- [Given exercise]
Pick out all lines in the listing holding the string "text" and copy them.
-- Stored records start --
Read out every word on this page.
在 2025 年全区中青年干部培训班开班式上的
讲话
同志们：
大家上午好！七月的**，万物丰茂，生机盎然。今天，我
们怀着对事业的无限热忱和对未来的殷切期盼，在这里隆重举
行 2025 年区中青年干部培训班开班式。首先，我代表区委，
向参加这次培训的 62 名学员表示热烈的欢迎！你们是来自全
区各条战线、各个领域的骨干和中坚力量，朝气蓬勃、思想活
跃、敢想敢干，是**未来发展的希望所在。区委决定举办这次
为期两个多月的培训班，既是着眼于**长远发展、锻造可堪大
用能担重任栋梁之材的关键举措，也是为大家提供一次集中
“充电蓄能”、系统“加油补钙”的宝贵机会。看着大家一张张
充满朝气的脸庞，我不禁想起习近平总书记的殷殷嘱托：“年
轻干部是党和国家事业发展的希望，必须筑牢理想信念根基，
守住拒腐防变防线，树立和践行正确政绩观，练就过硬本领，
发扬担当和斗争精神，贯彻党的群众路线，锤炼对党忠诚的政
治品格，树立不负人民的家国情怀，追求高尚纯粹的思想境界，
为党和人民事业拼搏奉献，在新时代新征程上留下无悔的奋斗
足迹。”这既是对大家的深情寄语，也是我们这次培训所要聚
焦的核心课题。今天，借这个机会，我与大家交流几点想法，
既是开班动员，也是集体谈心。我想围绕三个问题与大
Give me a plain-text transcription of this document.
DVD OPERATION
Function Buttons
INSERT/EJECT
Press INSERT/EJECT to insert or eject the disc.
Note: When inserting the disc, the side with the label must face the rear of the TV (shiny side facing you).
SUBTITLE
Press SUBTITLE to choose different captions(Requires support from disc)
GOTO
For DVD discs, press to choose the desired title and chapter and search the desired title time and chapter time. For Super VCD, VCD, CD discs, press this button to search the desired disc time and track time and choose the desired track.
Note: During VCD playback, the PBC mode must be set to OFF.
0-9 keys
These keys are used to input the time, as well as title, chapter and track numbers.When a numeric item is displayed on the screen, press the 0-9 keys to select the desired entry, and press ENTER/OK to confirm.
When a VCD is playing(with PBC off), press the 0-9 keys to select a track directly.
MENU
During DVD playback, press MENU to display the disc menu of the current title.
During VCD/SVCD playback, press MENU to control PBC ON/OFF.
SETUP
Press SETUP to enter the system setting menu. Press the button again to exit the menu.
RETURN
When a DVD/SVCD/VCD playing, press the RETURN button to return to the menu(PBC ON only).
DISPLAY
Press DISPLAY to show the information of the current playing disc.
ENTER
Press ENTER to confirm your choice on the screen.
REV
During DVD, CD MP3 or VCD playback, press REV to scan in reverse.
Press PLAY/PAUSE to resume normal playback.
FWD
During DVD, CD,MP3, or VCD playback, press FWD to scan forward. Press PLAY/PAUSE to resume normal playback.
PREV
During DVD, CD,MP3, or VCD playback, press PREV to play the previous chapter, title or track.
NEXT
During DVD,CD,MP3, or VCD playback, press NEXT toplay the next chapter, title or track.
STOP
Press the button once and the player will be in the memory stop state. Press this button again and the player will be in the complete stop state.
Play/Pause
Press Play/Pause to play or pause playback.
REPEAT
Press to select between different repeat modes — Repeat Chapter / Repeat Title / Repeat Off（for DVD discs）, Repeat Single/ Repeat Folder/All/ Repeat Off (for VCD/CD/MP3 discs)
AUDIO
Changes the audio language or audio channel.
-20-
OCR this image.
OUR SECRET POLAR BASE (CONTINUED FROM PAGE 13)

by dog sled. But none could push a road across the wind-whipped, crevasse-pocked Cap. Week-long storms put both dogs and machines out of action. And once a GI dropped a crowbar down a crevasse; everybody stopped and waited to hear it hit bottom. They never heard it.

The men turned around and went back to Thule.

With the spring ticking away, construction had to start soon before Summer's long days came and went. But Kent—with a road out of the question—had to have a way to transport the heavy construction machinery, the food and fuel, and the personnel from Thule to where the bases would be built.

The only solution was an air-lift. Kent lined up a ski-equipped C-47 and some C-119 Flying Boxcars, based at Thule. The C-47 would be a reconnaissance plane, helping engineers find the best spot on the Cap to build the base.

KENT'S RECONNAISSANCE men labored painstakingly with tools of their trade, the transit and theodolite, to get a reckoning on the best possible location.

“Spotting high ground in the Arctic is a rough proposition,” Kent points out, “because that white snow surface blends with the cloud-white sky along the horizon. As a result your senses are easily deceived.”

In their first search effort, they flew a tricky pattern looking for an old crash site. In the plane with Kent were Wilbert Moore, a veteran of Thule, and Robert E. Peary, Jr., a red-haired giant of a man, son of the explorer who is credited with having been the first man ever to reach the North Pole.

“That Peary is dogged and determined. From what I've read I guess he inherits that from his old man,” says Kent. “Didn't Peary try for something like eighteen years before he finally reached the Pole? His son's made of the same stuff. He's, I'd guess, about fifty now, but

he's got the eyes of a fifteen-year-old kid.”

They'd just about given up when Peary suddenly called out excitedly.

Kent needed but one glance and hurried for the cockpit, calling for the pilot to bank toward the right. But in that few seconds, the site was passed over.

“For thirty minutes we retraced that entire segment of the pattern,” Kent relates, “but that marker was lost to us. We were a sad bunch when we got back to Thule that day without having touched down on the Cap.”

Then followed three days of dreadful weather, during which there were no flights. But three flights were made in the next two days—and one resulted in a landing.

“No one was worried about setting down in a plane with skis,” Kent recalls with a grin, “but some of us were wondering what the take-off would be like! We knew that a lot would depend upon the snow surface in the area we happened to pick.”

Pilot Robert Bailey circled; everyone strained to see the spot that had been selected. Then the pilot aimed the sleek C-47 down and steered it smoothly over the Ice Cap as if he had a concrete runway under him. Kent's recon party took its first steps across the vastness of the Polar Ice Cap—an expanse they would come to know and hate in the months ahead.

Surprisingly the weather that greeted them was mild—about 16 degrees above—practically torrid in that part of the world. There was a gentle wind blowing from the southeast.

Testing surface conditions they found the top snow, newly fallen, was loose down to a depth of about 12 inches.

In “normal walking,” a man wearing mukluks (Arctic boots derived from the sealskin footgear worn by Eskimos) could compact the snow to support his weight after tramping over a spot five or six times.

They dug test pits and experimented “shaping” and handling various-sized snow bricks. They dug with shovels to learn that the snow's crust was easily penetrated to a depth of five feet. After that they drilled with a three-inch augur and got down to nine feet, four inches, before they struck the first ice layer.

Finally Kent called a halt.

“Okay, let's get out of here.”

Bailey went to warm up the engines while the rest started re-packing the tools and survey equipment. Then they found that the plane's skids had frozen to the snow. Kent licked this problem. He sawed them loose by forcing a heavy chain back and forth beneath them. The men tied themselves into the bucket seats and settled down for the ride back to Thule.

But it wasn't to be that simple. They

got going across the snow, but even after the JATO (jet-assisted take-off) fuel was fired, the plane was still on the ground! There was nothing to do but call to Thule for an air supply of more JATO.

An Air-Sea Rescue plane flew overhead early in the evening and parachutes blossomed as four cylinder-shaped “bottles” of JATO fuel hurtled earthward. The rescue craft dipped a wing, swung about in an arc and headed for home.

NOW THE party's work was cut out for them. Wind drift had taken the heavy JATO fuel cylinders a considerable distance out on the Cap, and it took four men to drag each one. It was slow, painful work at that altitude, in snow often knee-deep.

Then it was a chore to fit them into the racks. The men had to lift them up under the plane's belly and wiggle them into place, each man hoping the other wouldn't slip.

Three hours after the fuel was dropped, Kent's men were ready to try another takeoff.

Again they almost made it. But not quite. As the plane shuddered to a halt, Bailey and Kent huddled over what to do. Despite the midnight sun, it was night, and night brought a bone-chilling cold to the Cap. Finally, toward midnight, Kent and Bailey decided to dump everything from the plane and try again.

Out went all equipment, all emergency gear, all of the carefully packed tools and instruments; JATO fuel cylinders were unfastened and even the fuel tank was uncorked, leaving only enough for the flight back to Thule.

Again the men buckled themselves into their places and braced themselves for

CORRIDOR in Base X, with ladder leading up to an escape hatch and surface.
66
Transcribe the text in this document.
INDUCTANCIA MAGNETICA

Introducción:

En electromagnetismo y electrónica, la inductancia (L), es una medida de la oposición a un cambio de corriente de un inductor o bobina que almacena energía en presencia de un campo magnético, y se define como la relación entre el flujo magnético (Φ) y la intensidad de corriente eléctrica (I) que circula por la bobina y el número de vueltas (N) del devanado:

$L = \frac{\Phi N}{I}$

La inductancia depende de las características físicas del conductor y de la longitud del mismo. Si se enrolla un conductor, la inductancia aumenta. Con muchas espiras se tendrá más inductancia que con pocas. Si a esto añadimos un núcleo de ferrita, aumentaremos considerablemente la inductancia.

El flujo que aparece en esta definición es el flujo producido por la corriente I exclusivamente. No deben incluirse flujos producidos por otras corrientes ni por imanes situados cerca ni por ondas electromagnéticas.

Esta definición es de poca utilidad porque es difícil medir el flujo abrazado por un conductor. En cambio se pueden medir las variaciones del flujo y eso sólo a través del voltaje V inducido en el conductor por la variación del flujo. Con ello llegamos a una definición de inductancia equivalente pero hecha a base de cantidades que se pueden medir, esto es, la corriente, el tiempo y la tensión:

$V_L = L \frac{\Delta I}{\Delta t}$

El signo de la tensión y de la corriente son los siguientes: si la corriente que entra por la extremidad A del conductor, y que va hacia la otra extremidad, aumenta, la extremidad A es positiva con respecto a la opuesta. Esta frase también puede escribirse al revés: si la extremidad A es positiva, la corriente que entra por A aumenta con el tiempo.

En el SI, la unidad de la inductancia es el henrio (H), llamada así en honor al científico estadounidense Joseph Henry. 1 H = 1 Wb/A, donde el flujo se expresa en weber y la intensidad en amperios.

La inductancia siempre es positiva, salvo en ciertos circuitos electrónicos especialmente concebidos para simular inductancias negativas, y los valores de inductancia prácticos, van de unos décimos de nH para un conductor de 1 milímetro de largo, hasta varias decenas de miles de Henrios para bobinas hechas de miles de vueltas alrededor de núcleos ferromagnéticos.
-- Stored records end --
- [Answer for the task]
Give me a plain-text transcription of this document.
Transcribe the text in this document.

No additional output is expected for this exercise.